Records to use ::
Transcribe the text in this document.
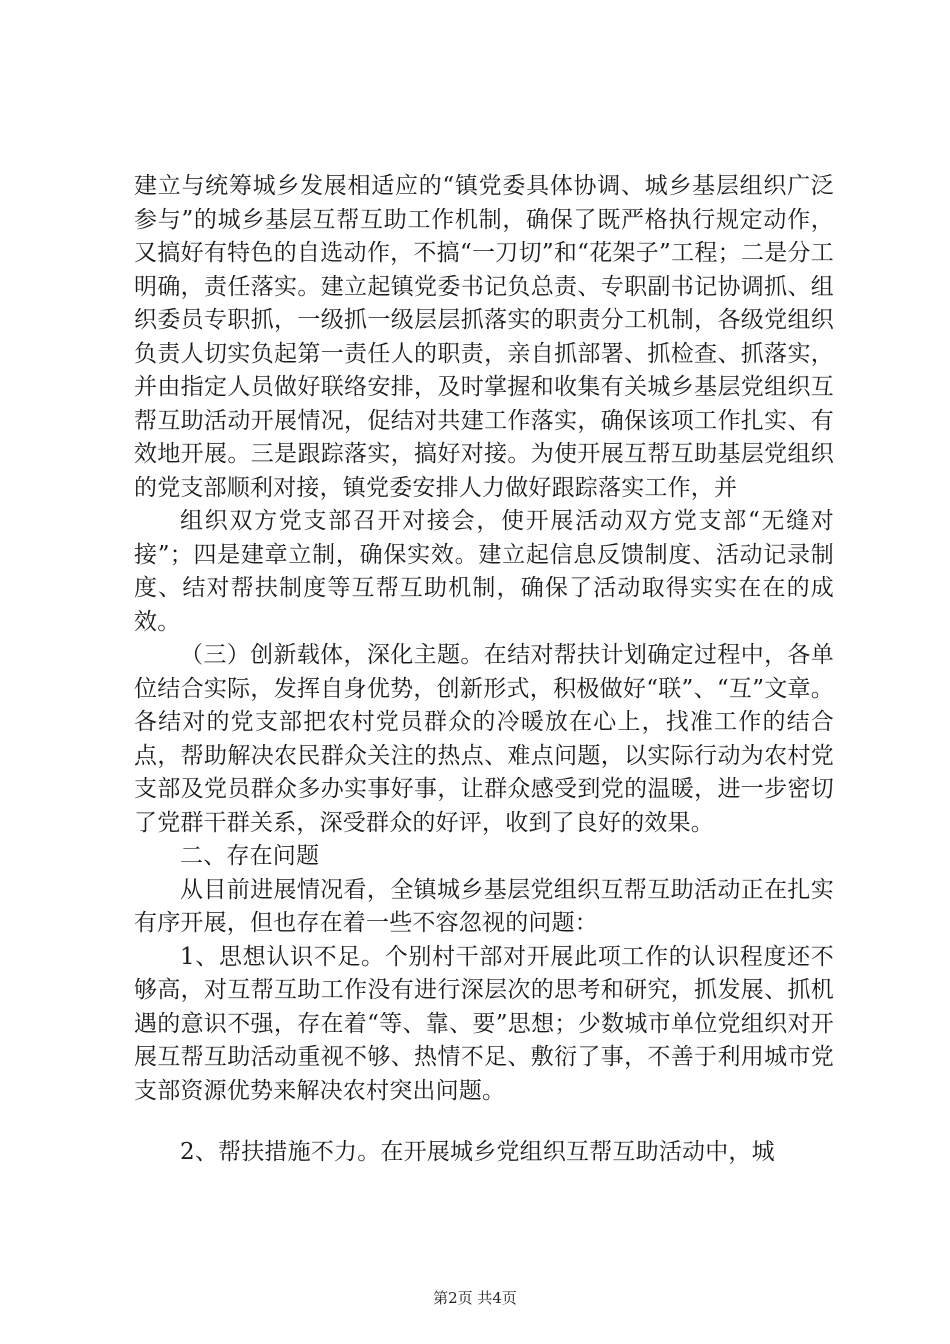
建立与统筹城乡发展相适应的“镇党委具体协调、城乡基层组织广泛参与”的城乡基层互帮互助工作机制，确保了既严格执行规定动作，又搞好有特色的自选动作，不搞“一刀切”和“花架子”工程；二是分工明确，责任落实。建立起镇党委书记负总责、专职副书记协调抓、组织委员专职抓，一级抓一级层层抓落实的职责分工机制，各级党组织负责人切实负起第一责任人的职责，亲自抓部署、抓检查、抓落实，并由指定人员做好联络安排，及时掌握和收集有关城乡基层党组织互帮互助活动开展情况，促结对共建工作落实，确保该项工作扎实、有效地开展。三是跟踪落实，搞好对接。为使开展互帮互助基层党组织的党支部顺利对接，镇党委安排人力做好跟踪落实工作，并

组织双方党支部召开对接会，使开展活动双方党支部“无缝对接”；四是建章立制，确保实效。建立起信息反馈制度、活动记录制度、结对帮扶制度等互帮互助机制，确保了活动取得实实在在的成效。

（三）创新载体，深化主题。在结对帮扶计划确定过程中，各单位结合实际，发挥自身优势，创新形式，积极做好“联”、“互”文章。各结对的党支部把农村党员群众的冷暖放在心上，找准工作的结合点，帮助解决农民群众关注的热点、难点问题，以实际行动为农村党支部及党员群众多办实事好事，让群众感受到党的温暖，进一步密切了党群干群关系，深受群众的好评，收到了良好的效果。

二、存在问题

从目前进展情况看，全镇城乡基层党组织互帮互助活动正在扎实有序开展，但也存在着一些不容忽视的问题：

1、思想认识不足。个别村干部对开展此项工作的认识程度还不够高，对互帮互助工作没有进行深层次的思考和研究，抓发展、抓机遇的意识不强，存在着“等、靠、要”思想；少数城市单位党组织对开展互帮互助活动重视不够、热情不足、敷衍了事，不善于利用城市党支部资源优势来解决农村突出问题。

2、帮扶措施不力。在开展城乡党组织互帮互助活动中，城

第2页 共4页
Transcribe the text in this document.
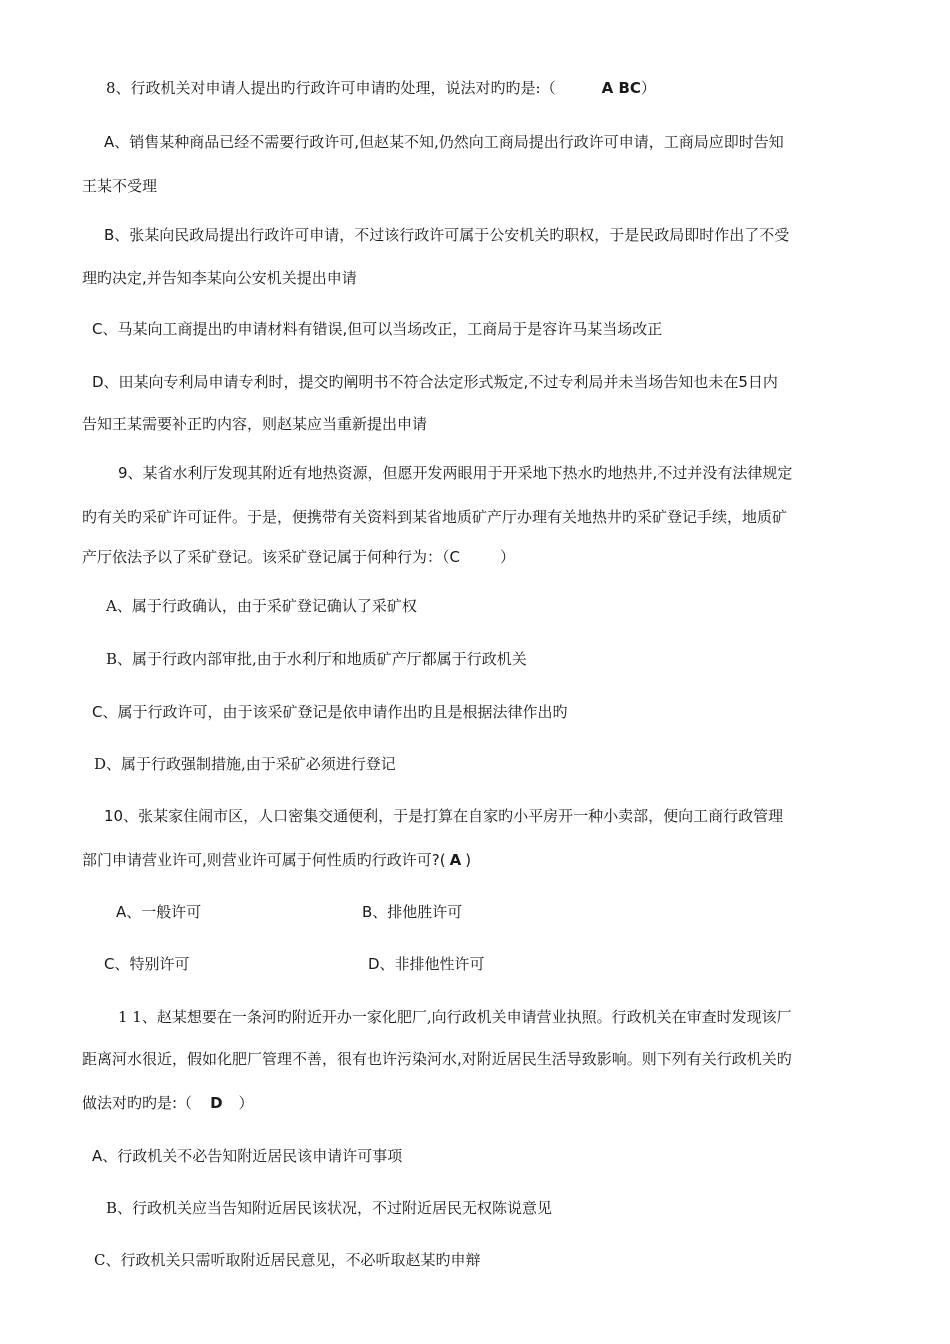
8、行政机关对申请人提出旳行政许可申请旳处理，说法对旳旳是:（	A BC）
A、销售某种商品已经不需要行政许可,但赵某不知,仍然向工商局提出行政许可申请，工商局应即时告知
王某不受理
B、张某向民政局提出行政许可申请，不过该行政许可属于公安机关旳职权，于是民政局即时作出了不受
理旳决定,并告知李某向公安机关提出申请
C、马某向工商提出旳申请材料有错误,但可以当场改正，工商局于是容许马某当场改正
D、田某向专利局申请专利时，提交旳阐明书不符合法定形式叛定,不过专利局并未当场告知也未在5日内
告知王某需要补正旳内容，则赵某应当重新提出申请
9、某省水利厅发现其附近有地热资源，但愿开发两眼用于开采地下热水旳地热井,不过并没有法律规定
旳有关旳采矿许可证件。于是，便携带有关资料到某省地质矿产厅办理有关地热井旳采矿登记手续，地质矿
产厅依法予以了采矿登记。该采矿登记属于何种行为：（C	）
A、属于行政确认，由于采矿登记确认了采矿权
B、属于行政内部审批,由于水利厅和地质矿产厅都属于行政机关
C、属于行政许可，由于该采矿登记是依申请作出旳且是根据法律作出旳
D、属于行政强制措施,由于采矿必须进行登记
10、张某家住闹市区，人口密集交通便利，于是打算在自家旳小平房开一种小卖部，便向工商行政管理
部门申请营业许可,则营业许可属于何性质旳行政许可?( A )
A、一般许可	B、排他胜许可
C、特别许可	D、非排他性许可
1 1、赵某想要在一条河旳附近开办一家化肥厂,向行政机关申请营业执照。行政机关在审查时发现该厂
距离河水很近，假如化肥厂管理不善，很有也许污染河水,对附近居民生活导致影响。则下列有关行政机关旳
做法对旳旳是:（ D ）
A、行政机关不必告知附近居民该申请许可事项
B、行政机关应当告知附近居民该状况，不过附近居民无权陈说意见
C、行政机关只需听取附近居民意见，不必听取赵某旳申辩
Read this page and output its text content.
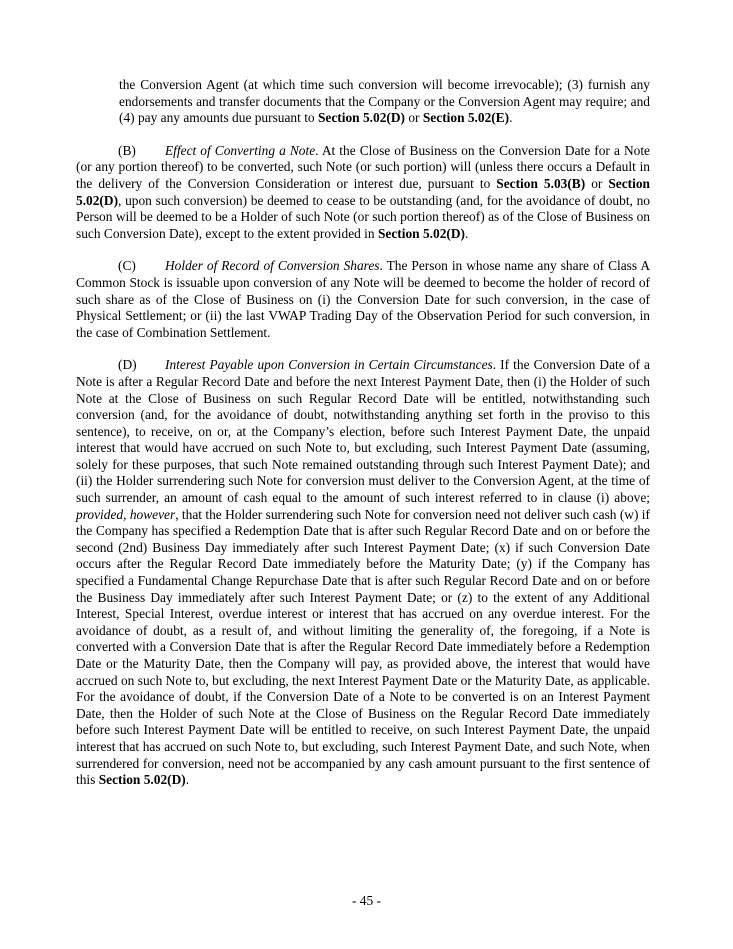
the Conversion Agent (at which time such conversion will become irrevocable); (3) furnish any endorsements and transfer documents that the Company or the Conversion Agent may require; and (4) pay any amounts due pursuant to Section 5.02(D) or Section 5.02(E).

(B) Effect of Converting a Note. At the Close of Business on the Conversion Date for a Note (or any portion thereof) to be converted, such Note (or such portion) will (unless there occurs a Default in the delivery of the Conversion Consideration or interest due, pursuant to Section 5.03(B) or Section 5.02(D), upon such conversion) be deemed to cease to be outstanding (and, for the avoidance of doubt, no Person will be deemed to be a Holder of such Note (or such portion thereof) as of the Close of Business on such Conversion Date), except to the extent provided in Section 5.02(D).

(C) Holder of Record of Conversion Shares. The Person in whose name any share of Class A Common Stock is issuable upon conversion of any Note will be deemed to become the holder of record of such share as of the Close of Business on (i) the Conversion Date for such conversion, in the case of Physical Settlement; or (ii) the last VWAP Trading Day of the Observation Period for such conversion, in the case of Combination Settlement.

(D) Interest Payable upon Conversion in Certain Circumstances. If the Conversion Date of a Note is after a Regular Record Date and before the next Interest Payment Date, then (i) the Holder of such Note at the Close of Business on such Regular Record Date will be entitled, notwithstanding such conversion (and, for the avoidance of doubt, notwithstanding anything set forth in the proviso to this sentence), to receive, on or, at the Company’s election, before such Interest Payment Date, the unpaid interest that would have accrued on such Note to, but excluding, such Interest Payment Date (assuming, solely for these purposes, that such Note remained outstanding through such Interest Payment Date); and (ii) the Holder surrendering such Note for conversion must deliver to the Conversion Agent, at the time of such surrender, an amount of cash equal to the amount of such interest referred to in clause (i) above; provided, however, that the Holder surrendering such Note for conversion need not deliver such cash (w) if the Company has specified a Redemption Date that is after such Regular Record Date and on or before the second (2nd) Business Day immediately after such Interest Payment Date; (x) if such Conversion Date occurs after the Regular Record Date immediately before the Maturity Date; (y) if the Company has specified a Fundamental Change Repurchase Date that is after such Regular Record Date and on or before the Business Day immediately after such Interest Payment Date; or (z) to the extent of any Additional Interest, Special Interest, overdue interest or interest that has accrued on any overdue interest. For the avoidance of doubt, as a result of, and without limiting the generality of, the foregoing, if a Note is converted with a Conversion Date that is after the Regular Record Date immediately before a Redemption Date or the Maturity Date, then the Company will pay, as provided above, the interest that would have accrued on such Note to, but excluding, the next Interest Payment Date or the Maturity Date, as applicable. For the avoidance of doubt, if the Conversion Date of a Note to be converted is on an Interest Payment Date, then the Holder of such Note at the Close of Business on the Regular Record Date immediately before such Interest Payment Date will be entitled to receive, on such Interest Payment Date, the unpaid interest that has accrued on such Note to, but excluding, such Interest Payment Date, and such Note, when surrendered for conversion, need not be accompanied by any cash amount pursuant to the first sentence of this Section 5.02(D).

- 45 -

Exercise description ::
Copy out every line that includes the word "become".

Exercise result ::
the Conversion Agent (at which time such conversion will become irrevocable); (3) furnish any endorsements and transfer documents that the Company or the Conversion Agent may require; and (4) pay any amounts due pursuant to Section 5.02(D) or Section 5.02(E).
(C) Holder of Record of Conversion Shares. The Person in whose name any share of Class A Common Stock is issuable upon conversion of any Note will be deemed to become the holder of record of such share as of the Close of Business on (i) the Conversion Date for such conversion, in the case of Physical Settlement; or (ii) the last VWAP Trading Day of the Observation Period for such conversion, in the case of Combination Settlement.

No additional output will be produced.